■ WRITTEN PROBLEM
In how many lines of the rows below does the string "sample" appear, with case counting? Reply with the number alone.

(Element-and-box listings)
==========
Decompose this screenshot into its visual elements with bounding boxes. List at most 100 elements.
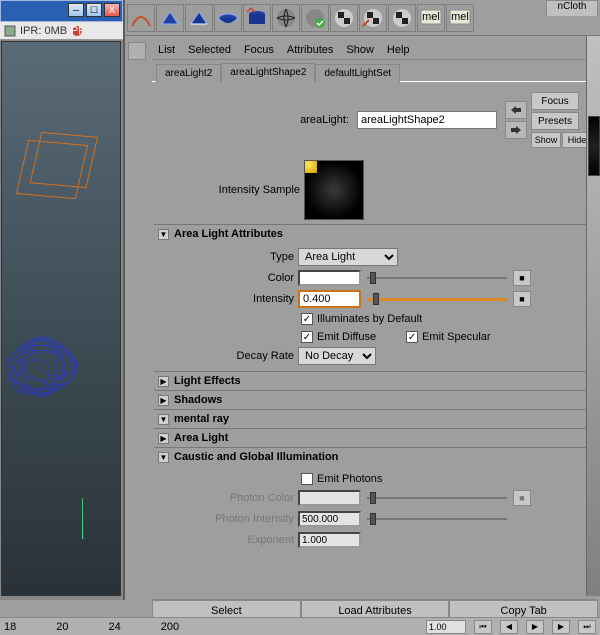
timeline-frame: 18 [4,621,16,633]
emit-specular-label: Emit Specular [422,331,490,343]
ipr-text: IPR: 0MB [20,25,67,37]
tool-tab-toggle[interactable] [128,42,146,60]
section-caustic-gi[interactable]: ▼Caustic and Global Illumination [154,448,596,466]
photon-intensity-slider [367,511,507,527]
nav-down-button[interactable] [505,121,527,139]
timeline-frame: 200 [161,621,179,633]
timeline-frame: 24 [109,621,121,633]
tab-defaultlightset[interactable]: defaultLightSet [315,64,400,82]
menu-list[interactable]: List [158,44,175,56]
timeline-prev-icon[interactable]: ◀ [500,620,518,634]
presets-button[interactable]: Presets [531,112,579,130]
shelf-bar: mel mel nCloth [125,0,600,36]
photon-intensity-label: Photon Intensity [158,513,298,525]
illuminates-label: Illuminates by Default [317,313,422,325]
timeline-bar[interactable]: 18 20 24 200 ⏮ ◀ ▶ ▶ ⏭ [0,617,600,635]
shelf-icon-mel2[interactable]: mel [446,4,474,32]
color-label: Color [158,272,298,284]
node-name-field[interactable] [357,111,497,129]
menu-bar: List Selected Focus Attributes Show Help [152,40,598,60]
close-button[interactable]: X [104,3,120,17]
node-name-label: areaLight: [300,114,353,126]
intensity-sample-label: Intensity Sample [154,184,304,196]
photon-color-map-button: ■ [513,490,531,506]
ipr-status-bar: IPR: 0MB IPR [0,22,123,40]
minimize-button[interactable]: ─ [68,3,84,17]
menu-selected[interactable]: Selected [188,44,231,56]
timeline-rewind-icon[interactable]: ⏮ [474,620,492,634]
svg-text:IPR: IPR [71,25,83,37]
section-area-light-attributes[interactable]: ▼ Area Light Attributes [154,225,596,243]
tab-arealight2[interactable]: areaLight2 [156,64,221,82]
right-side-strip [586,36,600,596]
menu-focus[interactable]: Focus [244,44,274,56]
section-mental-ray[interactable]: ▼mental ray [154,410,596,428]
shelf-icon-checker1[interactable] [330,4,358,32]
nav-up-button[interactable] [505,101,527,119]
show-button[interactable]: Show [531,132,561,148]
chevron-down-icon: ▼ [158,452,169,463]
section-light-effects[interactable]: ▶Light Effects [154,372,596,390]
timeline-current-field[interactable] [426,620,466,634]
attribute-editor: List Selected Focus Attributes Show Help… [152,40,598,601]
timeline-next-icon[interactable]: ▶ [552,620,570,634]
emit-photons-label: Emit Photons [317,473,382,485]
menu-attributes[interactable]: Attributes [287,44,333,56]
shelf-icon-checker2[interactable] [359,4,387,32]
timeline-frame: 20 [56,621,68,633]
emit-photons-checkbox[interactable] [301,473,313,485]
shelf-icon-sphere[interactable] [272,4,300,32]
photon-color-swatch [298,490,361,506]
tab-arealightshape2[interactable]: areaLightShape2 [221,63,315,82]
shelf-icon-loft[interactable] [156,4,184,32]
emit-specular-checkbox[interactable] [406,331,418,343]
maximize-button[interactable]: ☐ [86,3,102,17]
shelf-icon-extrude[interactable] [243,4,271,32]
node-tabs: areaLight2 areaLightShape2 defaultLightS… [152,60,598,82]
photon-color-slider [367,490,507,506]
toolbox-column [128,40,148,600]
color-slider[interactable] [367,270,507,286]
shelf-icon-sphere-check[interactable] [301,4,329,32]
intensity-label: Intensity [158,293,298,305]
viewport-3d[interactable] [1,41,121,596]
emit-diffuse-checkbox[interactable] [301,331,313,343]
timeline-play-icon[interactable]: ▶ [526,620,544,634]
timeline-end-icon[interactable]: ⏭ [578,620,596,634]
decay-label: Decay Rate [158,350,298,362]
render-thumbnail[interactable] [588,116,600,176]
photon-color-label: Photon Color [158,492,298,504]
exponent-label: Exponent [158,534,298,546]
shelf-icon-curve[interactable] [127,4,155,32]
window-titlebar: ─ ☐ X [0,0,123,22]
svg-text:mel: mel [451,11,469,23]
section-shadows[interactable]: ▶Shadows [154,391,596,409]
ncloth-tab[interactable]: nCloth [546,0,598,16]
chevron-right-icon: ▶ [158,376,169,387]
shelf-icon-mel1[interactable]: mel [417,4,445,32]
intensity-map-button[interactable]: ■ [513,291,531,307]
shelf-icon-loft2[interactable] [185,4,213,32]
type-select[interactable]: Area Light [298,248,398,266]
decay-select[interactable]: No Decay [298,347,376,365]
type-label: Type [158,251,298,263]
chevron-right-icon: ▶ [158,433,169,444]
shelf-icon-checker3[interactable] [388,4,416,32]
menu-help[interactable]: Help [387,44,410,56]
section-area-light[interactable]: ▶Area Light [154,429,596,447]
exponent-field [298,532,361,548]
svg-text:mel: mel [422,11,440,23]
intensity-slider[interactable] [367,291,507,307]
color-map-button[interactable]: ■ [513,270,531,286]
focus-button[interactable]: Focus [531,92,579,110]
chevron-down-icon: ▼ [158,229,169,240]
intensity-field[interactable] [300,292,359,306]
chevron-right-icon: ▶ [158,395,169,406]
emit-diffuse-label: Emit Diffuse [317,331,376,343]
menu-show[interactable]: Show [346,44,374,56]
illuminates-checkbox[interactable] [301,313,313,325]
shelf-icon-revolve[interactable] [214,4,242,32]
intensity-sample-swatch[interactable] [304,160,364,220]
color-swatch[interactable] [298,270,361,286]
left-render-panel: ─ ☐ X IPR: 0MB IPR [0,0,125,600]
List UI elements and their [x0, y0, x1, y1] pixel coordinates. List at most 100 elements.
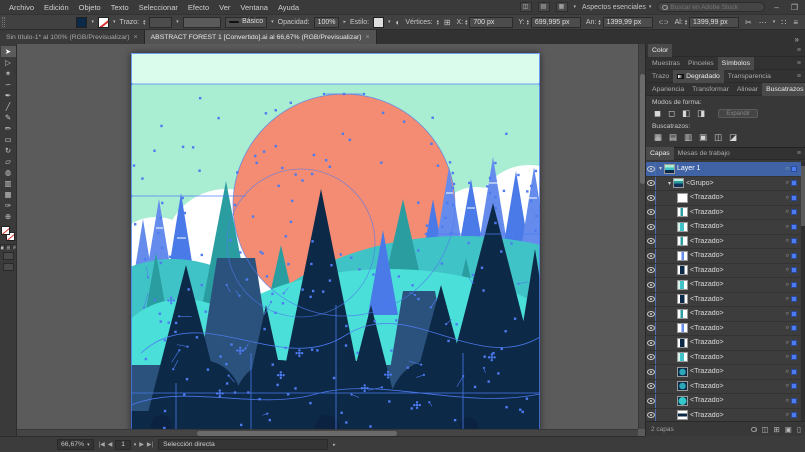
==========
■ EXERCISE OUTPUT
2